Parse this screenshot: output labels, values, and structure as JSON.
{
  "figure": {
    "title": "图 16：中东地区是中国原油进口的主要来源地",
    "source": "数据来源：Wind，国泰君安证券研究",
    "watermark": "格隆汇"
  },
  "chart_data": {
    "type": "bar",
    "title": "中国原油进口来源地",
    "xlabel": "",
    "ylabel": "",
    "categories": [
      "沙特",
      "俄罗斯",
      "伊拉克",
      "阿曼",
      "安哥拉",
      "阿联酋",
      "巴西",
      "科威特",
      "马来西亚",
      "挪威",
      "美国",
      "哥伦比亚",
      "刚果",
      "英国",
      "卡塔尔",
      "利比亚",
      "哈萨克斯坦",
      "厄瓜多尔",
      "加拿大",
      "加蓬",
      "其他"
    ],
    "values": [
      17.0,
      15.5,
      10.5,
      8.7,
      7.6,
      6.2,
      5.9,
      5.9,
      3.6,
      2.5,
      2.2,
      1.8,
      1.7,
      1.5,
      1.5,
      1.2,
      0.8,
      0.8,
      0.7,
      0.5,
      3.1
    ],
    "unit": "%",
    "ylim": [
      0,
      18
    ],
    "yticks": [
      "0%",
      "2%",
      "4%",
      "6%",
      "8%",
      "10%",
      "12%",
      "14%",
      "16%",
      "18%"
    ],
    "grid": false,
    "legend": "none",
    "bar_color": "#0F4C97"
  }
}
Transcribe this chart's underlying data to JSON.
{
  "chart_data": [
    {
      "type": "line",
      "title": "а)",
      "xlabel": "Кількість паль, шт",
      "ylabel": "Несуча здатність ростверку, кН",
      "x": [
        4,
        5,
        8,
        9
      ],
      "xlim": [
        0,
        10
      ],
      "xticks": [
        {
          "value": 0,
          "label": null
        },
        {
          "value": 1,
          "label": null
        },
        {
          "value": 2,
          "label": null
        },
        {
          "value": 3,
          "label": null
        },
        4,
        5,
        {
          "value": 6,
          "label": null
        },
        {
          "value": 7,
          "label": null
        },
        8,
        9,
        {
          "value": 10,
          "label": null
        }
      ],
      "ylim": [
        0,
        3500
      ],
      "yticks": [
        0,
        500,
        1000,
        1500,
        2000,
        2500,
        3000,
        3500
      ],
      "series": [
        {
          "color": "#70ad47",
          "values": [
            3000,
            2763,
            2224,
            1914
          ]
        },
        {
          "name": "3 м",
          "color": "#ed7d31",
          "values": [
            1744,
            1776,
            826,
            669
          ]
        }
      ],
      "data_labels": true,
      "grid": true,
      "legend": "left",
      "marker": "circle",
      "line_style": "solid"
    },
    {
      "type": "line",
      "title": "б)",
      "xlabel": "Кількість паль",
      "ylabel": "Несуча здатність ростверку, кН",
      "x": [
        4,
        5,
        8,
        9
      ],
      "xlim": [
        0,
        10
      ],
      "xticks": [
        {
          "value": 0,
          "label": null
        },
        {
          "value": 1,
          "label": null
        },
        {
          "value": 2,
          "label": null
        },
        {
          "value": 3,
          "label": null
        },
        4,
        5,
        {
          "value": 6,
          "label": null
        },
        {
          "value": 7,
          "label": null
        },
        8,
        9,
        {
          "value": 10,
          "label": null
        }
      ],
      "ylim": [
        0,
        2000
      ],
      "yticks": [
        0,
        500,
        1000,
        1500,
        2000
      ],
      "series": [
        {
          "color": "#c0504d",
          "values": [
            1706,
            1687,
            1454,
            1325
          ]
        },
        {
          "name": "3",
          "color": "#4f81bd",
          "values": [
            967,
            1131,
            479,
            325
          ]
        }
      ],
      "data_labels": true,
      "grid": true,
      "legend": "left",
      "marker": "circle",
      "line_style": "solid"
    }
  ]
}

### [Task statement]
Give the records above again, word for word.

### [Response to the task]
Parse this screenshot: output labels, values, and structure as JSON.
{
  "figure": {
    "title": "图 16：中东地区是中国原油进口的主要来源地",
    "source": "数据来源：Wind，国泰君安证券研究",
    "watermark": "格隆汇"
  },
  "chart_data": {
    "type": "bar",
    "title": "中国原油进口来源地",
    "xlabel": "",
    "ylabel": "",
    "categories": [
      "沙特",
      "俄罗斯",
      "伊拉克",
      "阿曼",
      "安哥拉",
      "阿联酋",
      "巴西",
      "科威特",
      "马来西亚",
      "挪威",
      "美国",
      "哥伦比亚",
      "刚果",
      "英国",
      "卡塔尔",
      "利比亚",
      "哈萨克斯坦",
      "厄瓜多尔",
      "加拿大",
      "加蓬",
      "其他"
    ],
    "values": [
      17.0,
      15.5,
      10.5,
      8.7,
      7.6,
      6.2,
      5.9,
      5.9,
      3.6,
      2.5,
      2.2,
      1.8,
      1.7,
      1.5,
      1.5,
      1.2,
      0.8,
      0.8,
      0.7,
      0.5,
      3.1
    ],
    "unit": "%",
    "ylim": [
      0,
      18
    ],
    "yticks": [
      "0%",
      "2%",
      "4%",
      "6%",
      "8%",
      "10%",
      "12%",
      "14%",
      "16%",
      "18%"
    ],
    "grid": false,
    "legend": "none",
    "bar_color": "#0F4C97"
  }
}
Transcribe this chart's underlying data to JSON.
{
  "chart_data": [
    {
      "type": "line",
      "title": "а)",
      "xlabel": "Кількість паль, шт",
      "ylabel": "Несуча здатність ростверку, кН",
      "x": [
        4,
        5,
        8,
        9
      ],
      "xlim": [
        0,
        10
      ],
      "xticks": [
        {
          "value": 0,
          "label": null
        },
        {
          "value": 1,
          "label": null
        },
        {
          "value": 2,
          "label": null
        },
        {
          "value": 3,
          "label": null
        },
        4,
        5,
        {
          "value": 6,
          "label": null
        },
        {
          "value": 7,
          "label": null
        },
        8,
        9,
        {
          "value": 10,
          "label": null
        }
      ],
      "ylim": [
        0,
        3500
      ],
      "yticks": [
        0,
        500,
        1000,
        1500,
        2000,
        2500,
        3000,
        3500
      ],
      "series": [
        {
          "color": "#70ad47",
          "values": [
            3000,
            2763,
            2224,
            1914
          ]
        },
        {
          "name": "3 м",
          "color": "#ed7d31",
          "values": [
            1744,
            1776,
            826,
            669
          ]
        }
      ],
      "data_labels": true,
      "grid": true,
      "legend": "left",
      "marker": "circle",
      "line_style": "solid"
    },
    {
      "type": "line",
      "title": "б)",
      "xlabel": "Кількість паль",
      "ylabel": "Несуча здатність ростверку, кН",
      "x": [
        4,
        5,
        8,
        9
      ],
      "xlim": [
        0,
        10
      ],
      "xticks": [
        {
          "value": 0,
          "label": null
        },
        {
          "value": 1,
          "label": null
        },
        {
          "value": 2,
          "label": null
        },
        {
          "value": 3,
          "label": null
        },
        4,
        5,
        {
          "value": 6,
          "label": null
        },
        {
          "value": 7,
          "label": null
        },
        8,
        9,
        {
          "value": 10,
          "label": null
        }
      ],
      "ylim": [
        0,
        2000
      ],
      "yticks": [
        0,
        500,
        1000,
        1500,
        2000
      ],
      "series": [
        {
          "color": "#c0504d",
          "values": [
            1706,
            1687,
            1454,
            1325
          ]
        },
        {
          "name": "3",
          "color": "#4f81bd",
          "values": [
            967,
            1131,
            479,
            325
          ]
        }
      ],
      "data_labels": true,
      "grid": true,
      "legend": "left",
      "marker": "circle",
      "line_style": "solid"
    }
  ]
}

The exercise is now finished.